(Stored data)
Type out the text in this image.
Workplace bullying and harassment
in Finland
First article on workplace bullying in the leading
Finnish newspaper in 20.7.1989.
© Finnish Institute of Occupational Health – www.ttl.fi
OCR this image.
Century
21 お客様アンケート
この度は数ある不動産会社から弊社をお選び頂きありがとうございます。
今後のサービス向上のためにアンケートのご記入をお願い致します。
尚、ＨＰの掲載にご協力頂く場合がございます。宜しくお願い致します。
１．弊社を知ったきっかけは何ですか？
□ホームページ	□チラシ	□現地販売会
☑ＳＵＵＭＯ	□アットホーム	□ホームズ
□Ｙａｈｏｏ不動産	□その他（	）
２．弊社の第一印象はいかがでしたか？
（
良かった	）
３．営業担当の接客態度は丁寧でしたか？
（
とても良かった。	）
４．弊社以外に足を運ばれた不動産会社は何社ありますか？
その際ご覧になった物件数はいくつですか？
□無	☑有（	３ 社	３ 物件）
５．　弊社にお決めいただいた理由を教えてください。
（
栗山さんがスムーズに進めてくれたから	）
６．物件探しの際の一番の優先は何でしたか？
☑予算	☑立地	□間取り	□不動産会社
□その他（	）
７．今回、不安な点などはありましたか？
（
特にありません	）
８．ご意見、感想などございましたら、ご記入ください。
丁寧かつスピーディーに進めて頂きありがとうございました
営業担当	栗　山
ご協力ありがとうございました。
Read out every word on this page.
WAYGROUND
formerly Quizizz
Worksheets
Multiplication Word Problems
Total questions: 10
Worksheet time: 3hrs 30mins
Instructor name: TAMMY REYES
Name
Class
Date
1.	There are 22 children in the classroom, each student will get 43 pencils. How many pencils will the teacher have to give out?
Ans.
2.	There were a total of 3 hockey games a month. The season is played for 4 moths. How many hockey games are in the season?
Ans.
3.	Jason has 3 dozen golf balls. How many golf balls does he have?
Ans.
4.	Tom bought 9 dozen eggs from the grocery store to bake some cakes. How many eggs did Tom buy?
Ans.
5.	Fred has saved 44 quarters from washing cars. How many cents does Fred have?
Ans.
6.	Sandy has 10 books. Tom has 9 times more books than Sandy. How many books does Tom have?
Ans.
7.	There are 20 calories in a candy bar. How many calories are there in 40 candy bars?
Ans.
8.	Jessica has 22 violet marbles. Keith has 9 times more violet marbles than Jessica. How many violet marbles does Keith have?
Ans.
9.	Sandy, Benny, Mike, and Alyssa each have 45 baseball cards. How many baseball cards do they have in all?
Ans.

* [Stated task]: Take the entries above and copy them out exactly.

* [Correct output]:
Type out the text in this image.
Workplace bullying and harassment
in Finland
First article on workplace bullying in the leading
Finnish newspaper in 20.7.1989.
© Finnish Institute of Occupational Health – www.ttl.fi
OCR this image.
Century
21 お客様アンケート
この度は数ある不動産会社から弊社をお選び頂きありがとうございます。
今後のサービス向上のためにアンケートのご記入をお願い致します。
尚、ＨＰの掲載にご協力頂く場合がございます。宜しくお願い致します。
１．弊社を知ったきっかけは何ですか？
□ホームページ	□チラシ	□現地販売会
☑ＳＵＵＭＯ	□アットホーム	□ホームズ
□Ｙａｈｏｏ不動産	□その他（	）
２．弊社の第一印象はいかがでしたか？
（
良かった	）
３．営業担当の接客態度は丁寧でしたか？
（
とても良かった。	）
４．弊社以外に足を運ばれた不動産会社は何社ありますか？
その際ご覧になった物件数はいくつですか？
□無	☑有（	３ 社	３ 物件）
５．　弊社にお決めいただいた理由を教えてください。
（
栗山さんがスムーズに進めてくれたから	）
６．物件探しの際の一番の優先は何でしたか？
☑予算	☑立地	□間取り	□不動産会社
□その他（	）
７．今回、不安な点などはありましたか？
（
特にありません	）
８．ご意見、感想などございましたら、ご記入ください。
丁寧かつスピーディーに進めて頂きありがとうございました
営業担当	栗　山
ご協力ありがとうございました。
Read out every word on this page.
WAYGROUND
formerly Quizizz
Worksheets
Multiplication Word Problems
Total questions: 10
Worksheet time: 3hrs 30mins
Instructor name: TAMMY REYES
Name
Class
Date
1.	There are 22 children in the classroom, each student will get 43 pencils. How many pencils will the teacher have to give out?
Ans.
2.	There were a total of 3 hockey games a month. The season is played for 4 moths. How many hockey games are in the season?
Ans.
3.	Jason has 3 dozen golf balls. How many golf balls does he have?
Ans.
4.	Tom bought 9 dozen eggs from the grocery store to bake some cakes. How many eggs did Tom buy?
Ans.
5.	Fred has saved 44 quarters from washing cars. How many cents does Fred have?
Ans.
6.	Sandy has 10 books. Tom has 9 times more books than Sandy. How many books does Tom have?
Ans.
7.	There are 20 calories in a candy bar. How many calories are there in 40 candy bars?
Ans.
8.	Jessica has 22 violet marbles. Keith has 9 times more violet marbles than Jessica. How many violet marbles does Keith have?
Ans.
9.	Sandy, Benny, Mike, and Alyssa each have 45 baseball cards. How many baseball cards do they have in all?
Ans.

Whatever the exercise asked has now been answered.